-- Start of Entries provided --
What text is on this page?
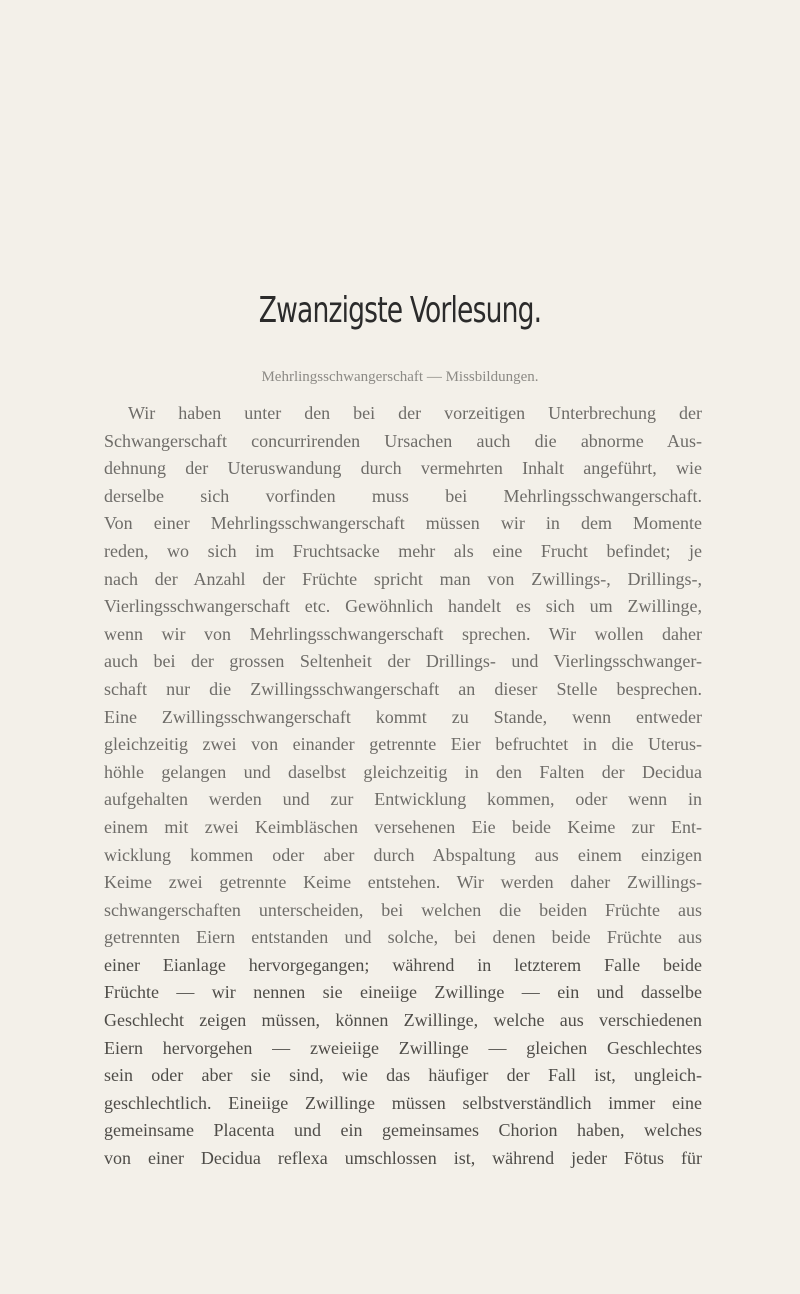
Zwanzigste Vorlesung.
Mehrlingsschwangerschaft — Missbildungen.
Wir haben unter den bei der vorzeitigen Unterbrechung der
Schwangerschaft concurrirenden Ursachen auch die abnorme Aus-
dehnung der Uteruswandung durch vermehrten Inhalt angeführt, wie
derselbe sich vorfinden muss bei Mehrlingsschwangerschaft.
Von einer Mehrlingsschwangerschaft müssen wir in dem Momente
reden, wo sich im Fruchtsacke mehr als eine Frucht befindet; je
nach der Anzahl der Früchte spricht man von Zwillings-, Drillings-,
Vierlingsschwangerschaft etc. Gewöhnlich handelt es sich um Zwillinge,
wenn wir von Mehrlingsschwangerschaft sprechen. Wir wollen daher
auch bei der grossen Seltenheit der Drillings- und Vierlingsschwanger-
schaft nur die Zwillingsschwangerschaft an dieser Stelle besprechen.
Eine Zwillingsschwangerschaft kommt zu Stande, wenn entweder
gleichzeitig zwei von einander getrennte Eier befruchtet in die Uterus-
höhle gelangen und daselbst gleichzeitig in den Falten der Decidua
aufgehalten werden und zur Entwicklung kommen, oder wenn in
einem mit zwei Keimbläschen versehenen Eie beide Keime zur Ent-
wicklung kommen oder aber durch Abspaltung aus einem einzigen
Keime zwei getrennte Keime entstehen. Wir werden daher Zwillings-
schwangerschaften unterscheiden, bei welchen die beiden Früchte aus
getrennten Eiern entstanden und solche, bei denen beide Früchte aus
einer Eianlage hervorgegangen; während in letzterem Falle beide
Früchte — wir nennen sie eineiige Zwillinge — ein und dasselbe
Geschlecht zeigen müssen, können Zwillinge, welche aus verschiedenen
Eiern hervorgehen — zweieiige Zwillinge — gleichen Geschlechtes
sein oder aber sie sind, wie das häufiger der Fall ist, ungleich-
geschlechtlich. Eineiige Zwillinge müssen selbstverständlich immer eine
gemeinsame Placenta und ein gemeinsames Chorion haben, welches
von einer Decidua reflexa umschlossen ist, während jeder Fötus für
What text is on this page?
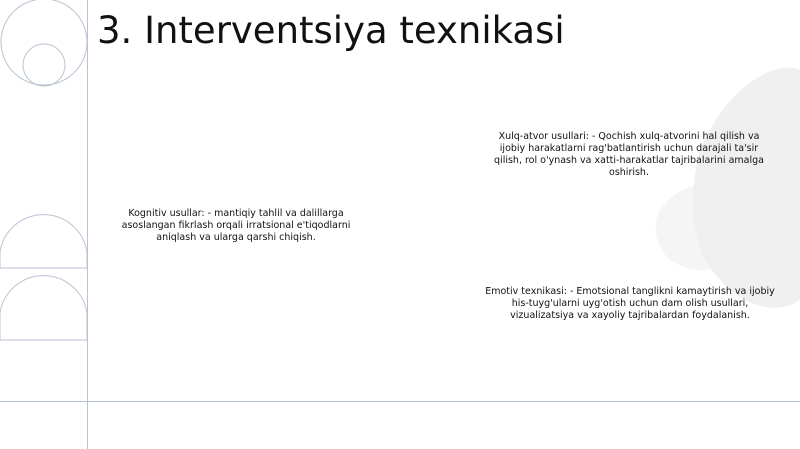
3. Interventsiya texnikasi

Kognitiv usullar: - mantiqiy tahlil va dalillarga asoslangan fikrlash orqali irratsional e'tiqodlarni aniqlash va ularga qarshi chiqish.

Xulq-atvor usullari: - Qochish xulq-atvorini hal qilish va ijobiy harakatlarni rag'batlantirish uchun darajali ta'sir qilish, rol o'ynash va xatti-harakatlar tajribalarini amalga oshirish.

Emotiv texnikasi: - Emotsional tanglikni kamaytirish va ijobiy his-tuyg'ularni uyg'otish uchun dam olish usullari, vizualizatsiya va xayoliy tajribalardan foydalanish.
-- End of Entries provided --
The task.
Identify the lines above with the word "Zwillingsschwangerschaft". Copy them.

Final result.
schaft nur die Zwillingsschwangerschaft an dieser Stelle besprechen.
Eine Zwillingsschwangerschaft kommt zu Stande, wenn entweder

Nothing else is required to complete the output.